#### [TASK LIST]
a - In the text on the gender pay gap, what reasons did the MBA study give for men earning significantly more after 10 years?
b - Reproduce the part of the text on the gender pay gap that opens with the words containing "Moneywatch.com stated that" and closes with "the working world!".

#### [READING TEXT]

________________

I agree that you should be paid for the job you do, if you are a Doctor you should be compensated as such, if you are a mid-level manger or a fast food employee you should be compensated as such.  In 2011, male or female can hold many of the same positions, but women only earn 80% as much as men.  It could be for traditional reasons but studies show that the gap is closing and women are no longer accepting these statistics.

Moneywatch.com stated that a MBA study showed that men and women graduate and begin earning around the same but after 10 years men earn significantly more.  The reason stated motherhood, more days off, and career breaks.  I must say this is a very strong argument for the men.  If women are not gaining the experience or working the hours, they will not increase their salary, motherhood becomes a greater priority than getting ahead.  Women also tend to take lower paying jobs like teaching, nursing the study showed 1out of every 8 followed this career path.  I also think it’s because men are better negotiators and demand their worth in a way that’s respected, women are less forceful and don’t get the same type of respect, even if they do demand it, they can be perceived as bitchy.  Don’t give up hope women of the working world!

________________

#### [SUPPLIED INFORMATION]
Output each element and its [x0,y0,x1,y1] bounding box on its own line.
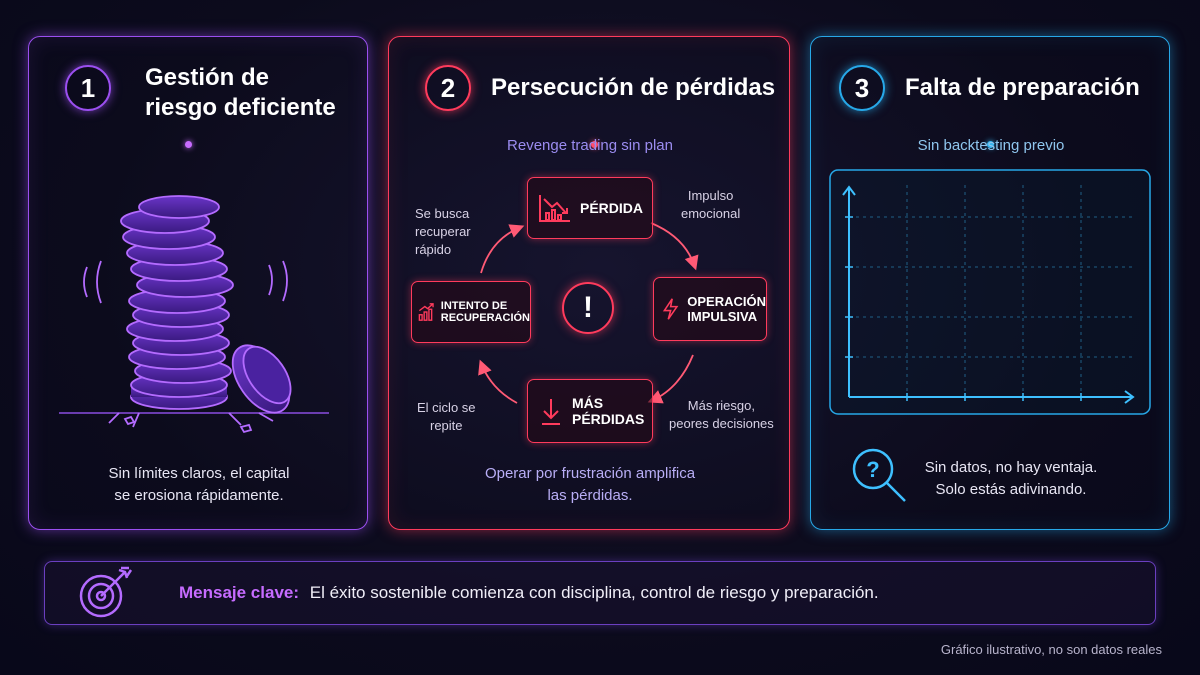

________________

#### [TASK-BY-TASK SOLUTIONS]
a - Motherhood, more days off, and career breaks.

b -
Moneywatch.com stated that a MBA study showed that men and women graduate and begin earning around the same but after 10 years men earn significantly more.  The reason stated motherhood, more days off, and career breaks.  I must say this is a very strong argument for the men.  If women are not gaining the experience or working the hours, they will not increase their salary, motherhood becomes a greater priority than getting ahead.  Women also tend to take lower paying jobs like teaching, nursing the study showed 1out of every 8 followed this career path.  I also think it’s because men are better negotiators and demand their worth in a way that’s respected, women are less forceful and don’t get the same type of respect, even if they do demand it, they can be perceived as bitchy.  Don’t give up hope women of the working world!